• **Exercise directions**: Please determine how many lines of the material include the word "Bolango", and respond with nothing but that number.

──────────

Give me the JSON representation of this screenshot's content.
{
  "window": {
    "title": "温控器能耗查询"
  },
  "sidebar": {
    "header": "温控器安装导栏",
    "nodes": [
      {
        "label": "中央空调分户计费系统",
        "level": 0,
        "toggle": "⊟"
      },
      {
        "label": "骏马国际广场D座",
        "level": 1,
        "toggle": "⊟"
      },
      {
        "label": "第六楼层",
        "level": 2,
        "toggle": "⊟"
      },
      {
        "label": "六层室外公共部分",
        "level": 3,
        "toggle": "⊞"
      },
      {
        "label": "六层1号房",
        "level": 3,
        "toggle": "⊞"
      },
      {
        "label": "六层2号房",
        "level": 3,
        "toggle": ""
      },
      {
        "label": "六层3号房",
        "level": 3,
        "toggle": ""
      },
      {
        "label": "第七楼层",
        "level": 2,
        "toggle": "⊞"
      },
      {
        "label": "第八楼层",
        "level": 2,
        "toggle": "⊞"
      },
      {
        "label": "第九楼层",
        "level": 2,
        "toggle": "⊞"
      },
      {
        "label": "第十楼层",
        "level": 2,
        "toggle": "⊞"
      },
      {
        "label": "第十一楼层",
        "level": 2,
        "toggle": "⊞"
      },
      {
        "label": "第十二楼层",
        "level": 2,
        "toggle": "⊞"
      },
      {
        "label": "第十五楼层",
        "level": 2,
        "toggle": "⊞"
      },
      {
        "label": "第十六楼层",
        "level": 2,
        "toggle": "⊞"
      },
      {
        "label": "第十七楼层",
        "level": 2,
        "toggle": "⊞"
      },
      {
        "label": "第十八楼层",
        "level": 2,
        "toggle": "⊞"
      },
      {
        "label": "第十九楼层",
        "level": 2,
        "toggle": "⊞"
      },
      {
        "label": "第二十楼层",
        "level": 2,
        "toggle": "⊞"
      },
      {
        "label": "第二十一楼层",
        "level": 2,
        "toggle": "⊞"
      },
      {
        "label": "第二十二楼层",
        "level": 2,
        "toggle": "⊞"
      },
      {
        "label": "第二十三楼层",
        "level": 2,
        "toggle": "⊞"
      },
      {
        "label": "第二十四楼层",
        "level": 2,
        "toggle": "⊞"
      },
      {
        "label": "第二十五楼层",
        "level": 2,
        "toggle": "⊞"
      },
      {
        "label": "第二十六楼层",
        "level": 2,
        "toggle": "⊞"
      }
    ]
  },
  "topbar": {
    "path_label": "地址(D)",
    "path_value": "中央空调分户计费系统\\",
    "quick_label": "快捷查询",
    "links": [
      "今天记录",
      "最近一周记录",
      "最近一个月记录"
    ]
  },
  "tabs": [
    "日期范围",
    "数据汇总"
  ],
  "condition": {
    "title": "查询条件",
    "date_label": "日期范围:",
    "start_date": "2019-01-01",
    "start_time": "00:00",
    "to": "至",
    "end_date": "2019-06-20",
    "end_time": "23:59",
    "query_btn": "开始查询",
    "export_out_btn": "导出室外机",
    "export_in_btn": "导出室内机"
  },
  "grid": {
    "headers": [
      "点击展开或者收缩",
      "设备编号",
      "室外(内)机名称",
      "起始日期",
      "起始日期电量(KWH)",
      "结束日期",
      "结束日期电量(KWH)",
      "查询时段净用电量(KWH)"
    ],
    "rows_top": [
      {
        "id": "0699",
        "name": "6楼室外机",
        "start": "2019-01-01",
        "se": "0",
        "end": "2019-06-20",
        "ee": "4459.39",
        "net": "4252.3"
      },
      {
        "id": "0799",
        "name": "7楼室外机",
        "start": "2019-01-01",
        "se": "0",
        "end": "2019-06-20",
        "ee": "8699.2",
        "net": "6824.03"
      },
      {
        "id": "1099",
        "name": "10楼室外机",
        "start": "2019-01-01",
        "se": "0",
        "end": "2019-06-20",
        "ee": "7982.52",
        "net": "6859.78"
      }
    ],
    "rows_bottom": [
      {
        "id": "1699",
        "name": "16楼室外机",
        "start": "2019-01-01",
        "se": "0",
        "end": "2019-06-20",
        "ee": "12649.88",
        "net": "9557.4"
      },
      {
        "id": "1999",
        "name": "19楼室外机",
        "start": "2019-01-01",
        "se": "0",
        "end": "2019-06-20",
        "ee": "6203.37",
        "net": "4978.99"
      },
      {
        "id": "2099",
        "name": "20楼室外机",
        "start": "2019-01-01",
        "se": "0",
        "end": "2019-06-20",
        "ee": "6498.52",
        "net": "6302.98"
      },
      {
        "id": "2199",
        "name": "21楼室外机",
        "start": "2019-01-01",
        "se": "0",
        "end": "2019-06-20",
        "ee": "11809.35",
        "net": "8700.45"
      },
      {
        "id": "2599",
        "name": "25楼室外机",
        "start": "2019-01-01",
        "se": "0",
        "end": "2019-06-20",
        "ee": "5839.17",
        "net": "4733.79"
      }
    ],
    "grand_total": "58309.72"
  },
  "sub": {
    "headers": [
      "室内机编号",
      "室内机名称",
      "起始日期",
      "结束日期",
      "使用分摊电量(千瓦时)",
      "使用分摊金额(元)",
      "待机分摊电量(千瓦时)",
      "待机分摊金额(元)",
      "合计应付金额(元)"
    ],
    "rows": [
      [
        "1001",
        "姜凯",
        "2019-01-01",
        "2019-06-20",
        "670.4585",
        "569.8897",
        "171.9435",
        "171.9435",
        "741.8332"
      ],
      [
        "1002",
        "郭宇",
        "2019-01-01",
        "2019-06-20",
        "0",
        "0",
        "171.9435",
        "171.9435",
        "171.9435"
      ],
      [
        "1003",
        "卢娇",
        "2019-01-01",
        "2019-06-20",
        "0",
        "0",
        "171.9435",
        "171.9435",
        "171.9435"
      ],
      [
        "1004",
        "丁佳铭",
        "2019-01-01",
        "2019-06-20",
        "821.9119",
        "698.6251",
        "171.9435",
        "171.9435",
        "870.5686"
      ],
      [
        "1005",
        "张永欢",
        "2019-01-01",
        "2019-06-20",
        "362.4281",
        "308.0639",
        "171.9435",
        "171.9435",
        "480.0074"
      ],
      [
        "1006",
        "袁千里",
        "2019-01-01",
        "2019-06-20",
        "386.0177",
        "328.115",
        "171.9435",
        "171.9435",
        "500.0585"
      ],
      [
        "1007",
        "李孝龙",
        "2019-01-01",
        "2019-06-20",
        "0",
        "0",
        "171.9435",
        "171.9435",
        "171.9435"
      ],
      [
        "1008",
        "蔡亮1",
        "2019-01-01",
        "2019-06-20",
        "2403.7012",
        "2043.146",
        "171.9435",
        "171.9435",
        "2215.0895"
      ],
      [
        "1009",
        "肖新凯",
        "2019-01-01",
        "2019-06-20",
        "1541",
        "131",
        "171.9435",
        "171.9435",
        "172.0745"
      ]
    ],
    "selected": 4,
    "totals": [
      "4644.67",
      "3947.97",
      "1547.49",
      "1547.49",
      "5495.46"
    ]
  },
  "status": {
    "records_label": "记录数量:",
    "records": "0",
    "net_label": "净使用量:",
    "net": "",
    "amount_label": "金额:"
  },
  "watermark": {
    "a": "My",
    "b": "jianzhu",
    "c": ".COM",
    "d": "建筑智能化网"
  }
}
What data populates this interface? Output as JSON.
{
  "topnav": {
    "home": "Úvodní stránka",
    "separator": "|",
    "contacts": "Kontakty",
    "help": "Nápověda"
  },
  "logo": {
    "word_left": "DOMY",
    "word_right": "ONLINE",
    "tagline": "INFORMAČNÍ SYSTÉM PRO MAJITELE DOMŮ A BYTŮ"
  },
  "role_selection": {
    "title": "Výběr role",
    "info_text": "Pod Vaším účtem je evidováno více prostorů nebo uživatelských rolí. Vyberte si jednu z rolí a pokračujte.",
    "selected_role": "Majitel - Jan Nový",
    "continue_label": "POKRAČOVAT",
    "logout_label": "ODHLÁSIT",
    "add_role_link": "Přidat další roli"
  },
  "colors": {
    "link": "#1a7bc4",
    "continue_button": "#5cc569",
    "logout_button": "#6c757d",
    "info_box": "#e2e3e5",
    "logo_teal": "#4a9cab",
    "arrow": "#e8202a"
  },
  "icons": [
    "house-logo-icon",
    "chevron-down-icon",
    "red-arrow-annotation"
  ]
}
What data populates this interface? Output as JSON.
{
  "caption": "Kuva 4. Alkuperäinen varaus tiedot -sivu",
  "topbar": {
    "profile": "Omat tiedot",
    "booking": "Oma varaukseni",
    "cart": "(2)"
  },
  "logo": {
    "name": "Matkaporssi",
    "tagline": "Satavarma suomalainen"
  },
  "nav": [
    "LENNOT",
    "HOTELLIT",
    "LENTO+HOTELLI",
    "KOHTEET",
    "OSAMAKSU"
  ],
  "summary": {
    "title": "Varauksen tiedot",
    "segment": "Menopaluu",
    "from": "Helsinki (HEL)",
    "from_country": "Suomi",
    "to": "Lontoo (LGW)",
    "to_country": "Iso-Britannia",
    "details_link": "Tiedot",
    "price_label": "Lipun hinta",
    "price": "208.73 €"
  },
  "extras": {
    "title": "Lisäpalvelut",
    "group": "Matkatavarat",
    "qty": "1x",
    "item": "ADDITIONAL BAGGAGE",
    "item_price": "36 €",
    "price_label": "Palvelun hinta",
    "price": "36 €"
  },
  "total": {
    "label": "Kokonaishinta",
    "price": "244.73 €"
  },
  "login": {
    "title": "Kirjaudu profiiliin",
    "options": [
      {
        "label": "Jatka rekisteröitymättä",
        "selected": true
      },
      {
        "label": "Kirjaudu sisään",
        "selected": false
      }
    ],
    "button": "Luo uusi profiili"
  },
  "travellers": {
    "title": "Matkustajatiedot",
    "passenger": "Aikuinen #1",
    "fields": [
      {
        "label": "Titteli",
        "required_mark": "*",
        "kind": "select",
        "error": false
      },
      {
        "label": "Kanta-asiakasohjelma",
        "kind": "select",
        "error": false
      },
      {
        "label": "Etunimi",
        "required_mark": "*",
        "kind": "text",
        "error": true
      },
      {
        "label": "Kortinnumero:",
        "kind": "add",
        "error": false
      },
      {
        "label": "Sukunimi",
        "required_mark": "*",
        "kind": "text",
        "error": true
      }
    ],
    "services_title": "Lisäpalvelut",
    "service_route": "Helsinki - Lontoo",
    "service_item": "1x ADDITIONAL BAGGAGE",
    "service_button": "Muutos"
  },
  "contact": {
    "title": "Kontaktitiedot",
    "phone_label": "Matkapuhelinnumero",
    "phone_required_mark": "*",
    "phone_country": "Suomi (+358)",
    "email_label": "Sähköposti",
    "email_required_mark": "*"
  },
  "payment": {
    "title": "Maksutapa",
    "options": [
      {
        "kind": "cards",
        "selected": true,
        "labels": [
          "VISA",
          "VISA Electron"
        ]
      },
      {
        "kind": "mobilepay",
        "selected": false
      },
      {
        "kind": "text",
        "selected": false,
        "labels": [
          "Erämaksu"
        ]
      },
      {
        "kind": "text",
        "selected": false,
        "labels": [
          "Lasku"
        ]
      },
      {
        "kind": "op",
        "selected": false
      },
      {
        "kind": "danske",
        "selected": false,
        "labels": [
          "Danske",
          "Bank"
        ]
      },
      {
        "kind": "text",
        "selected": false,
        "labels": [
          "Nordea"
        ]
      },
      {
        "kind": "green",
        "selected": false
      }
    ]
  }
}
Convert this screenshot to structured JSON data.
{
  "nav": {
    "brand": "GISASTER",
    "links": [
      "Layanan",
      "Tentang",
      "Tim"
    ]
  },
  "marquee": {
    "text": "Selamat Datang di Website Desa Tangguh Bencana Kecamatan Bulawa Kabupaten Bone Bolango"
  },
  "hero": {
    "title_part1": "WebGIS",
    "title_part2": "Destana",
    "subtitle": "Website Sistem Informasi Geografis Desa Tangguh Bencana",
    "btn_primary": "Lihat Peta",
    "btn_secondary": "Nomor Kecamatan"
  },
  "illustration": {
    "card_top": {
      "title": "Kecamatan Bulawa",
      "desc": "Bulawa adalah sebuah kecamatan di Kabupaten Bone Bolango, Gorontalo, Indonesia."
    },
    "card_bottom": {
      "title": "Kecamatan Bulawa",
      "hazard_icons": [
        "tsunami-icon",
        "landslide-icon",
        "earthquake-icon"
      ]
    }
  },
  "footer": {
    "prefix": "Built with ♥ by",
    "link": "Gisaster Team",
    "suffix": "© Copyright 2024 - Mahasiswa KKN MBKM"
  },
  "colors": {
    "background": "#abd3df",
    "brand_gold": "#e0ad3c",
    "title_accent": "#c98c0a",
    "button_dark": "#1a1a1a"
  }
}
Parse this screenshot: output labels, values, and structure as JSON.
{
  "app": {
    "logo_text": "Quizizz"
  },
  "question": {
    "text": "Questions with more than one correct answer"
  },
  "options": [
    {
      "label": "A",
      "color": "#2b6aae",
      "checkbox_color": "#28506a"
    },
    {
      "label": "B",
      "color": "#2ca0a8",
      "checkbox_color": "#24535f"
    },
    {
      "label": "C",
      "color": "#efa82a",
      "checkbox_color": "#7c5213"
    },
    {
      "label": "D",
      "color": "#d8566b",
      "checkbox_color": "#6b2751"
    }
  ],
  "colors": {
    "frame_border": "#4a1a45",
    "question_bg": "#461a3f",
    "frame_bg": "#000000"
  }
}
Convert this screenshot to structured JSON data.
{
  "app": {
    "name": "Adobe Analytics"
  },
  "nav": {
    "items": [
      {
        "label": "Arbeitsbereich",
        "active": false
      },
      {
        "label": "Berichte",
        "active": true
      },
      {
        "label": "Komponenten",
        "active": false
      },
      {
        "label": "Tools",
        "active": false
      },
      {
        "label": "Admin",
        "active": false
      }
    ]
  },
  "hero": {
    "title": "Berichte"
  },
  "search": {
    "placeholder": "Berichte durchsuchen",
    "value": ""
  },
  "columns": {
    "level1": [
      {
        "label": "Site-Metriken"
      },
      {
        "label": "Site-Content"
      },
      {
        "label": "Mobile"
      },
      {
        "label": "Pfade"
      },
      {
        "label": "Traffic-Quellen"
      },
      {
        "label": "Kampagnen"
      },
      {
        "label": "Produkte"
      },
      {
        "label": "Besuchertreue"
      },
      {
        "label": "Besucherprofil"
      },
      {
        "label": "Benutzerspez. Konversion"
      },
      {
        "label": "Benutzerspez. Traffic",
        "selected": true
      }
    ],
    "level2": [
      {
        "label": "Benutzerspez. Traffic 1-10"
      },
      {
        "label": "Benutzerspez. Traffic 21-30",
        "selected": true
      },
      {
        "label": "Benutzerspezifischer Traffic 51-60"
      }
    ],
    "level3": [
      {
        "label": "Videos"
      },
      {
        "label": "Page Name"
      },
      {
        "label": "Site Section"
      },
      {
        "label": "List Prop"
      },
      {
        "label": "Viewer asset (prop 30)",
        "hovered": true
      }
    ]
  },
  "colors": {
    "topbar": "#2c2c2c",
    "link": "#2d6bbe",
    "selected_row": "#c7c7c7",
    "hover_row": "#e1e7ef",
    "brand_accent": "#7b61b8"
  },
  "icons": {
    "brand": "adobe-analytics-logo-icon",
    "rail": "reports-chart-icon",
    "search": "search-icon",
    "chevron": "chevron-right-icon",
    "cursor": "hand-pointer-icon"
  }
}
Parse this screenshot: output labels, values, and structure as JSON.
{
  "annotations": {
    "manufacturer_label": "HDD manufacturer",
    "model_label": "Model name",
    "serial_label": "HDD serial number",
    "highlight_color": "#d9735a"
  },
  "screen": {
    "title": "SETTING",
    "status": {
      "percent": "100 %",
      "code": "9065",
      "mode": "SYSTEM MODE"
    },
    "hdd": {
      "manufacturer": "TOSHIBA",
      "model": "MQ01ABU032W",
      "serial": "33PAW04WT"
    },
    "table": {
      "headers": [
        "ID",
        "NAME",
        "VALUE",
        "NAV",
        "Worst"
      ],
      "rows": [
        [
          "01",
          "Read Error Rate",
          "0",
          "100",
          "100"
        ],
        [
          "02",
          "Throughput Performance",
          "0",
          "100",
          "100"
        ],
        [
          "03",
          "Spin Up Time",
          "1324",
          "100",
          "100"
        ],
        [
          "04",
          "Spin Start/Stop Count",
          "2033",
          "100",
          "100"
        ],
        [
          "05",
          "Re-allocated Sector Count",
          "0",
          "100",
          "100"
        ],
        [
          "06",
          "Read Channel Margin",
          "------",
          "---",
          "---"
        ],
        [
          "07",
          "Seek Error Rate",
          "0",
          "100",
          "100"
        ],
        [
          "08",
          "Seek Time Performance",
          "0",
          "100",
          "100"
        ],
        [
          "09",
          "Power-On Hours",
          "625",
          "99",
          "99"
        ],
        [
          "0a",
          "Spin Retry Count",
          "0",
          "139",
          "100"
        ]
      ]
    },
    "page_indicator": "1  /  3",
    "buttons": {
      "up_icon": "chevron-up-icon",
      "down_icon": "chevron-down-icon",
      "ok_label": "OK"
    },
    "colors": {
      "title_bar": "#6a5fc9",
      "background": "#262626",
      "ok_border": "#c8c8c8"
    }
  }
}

──────────

• **Complete output**: 2